_Extract provided:_
....
If not, what is the mistake in my reasoning?

First, is your teacher a devious or a mean person? If not, then the mistake is to pretend that the teacher is mean when they are not.

Second, usually the standing wave equation is describing a "steady state" scenario well after the initial transients have died down. The details about how the standing wave is originally formed are not relevant and any transient discrepancies from the initial setup have dissipated. We are not starting t=0 at the initiation of the first pulse, but that first pulse was some arbitrarily large negative number that we don't even care about and can just assume is $-\infty$. In fact, that is already what is implied in the beginning with the definition of $y_1=A \sin(\omega t - kx)$. Notice that it is not defined as:
$$y_1=\begin{cases}
A \sin(\omega t - kx) & x>0 \\
0 & \text{Else}
\end{cases}$$
The assumption is already that it has been going on forever, not starting at t=0 which is something that you are just adding on your own.
....
_Data provided:_

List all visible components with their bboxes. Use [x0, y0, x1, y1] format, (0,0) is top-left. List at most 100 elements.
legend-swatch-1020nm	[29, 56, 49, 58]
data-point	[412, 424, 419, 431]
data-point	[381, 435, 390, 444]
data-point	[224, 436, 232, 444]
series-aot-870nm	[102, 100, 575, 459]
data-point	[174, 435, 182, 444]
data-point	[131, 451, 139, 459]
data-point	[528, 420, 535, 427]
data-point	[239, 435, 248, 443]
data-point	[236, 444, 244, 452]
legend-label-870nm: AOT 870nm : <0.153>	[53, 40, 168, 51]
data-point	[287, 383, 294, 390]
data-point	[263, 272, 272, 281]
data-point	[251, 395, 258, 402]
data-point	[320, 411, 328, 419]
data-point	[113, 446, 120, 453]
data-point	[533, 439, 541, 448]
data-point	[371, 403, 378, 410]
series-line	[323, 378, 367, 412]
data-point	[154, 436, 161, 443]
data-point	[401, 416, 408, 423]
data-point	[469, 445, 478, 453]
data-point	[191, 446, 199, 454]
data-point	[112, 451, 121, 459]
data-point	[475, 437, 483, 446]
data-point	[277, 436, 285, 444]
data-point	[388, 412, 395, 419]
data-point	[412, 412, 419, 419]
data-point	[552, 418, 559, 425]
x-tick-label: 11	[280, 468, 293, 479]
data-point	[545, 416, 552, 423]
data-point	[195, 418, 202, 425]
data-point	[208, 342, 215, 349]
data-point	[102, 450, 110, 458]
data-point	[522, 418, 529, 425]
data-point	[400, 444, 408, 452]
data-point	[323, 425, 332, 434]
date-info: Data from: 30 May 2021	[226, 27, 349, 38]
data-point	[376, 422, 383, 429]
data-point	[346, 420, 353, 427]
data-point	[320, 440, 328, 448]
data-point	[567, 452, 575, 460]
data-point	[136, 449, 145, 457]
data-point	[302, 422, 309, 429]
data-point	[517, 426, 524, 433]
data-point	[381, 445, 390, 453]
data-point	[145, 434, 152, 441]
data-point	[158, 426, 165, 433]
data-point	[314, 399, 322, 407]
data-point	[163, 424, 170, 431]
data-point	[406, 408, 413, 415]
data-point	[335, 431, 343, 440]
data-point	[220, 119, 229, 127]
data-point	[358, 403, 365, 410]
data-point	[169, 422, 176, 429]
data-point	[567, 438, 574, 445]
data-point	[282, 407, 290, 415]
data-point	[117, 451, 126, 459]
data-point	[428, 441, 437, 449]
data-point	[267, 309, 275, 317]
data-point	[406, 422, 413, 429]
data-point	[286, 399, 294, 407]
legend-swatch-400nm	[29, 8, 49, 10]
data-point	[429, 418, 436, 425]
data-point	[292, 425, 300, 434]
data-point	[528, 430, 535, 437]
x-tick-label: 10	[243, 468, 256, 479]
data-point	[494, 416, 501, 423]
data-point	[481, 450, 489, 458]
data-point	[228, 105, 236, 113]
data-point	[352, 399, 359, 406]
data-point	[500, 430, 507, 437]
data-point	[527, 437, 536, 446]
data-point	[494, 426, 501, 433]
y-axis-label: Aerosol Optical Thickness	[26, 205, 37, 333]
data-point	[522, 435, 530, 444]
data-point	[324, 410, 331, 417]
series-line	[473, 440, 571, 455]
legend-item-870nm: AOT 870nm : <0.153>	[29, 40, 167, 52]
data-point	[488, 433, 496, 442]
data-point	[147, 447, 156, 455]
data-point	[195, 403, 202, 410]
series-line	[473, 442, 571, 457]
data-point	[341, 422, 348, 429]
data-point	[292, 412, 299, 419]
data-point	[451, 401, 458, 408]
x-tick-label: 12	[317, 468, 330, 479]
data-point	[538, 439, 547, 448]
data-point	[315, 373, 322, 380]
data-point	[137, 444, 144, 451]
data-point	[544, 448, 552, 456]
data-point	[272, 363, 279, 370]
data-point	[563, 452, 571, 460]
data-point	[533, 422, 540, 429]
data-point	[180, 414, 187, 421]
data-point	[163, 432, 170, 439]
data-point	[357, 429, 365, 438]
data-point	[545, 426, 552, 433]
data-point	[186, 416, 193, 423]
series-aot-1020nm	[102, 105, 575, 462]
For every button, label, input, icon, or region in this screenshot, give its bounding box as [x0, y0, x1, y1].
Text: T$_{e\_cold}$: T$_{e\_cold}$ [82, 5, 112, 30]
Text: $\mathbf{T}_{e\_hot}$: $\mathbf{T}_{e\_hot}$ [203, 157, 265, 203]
....
_What is required:_
Answer these questions using the forum reply about standing waves.
1. What kind of scenario does the reply say the standing wave equation usually describes?
2. What value does the reply say the time of the first pulse can be assumed to be?
3. Which definition does the reply say already implies that assumption?
The lines play no part in this work.

_Result of this exercise:_
1. A "steady state" scenario, well after the initial transients have died down.
2. $-\infty$
3. The definition $y_1=A \sin(\omega t - kx)$.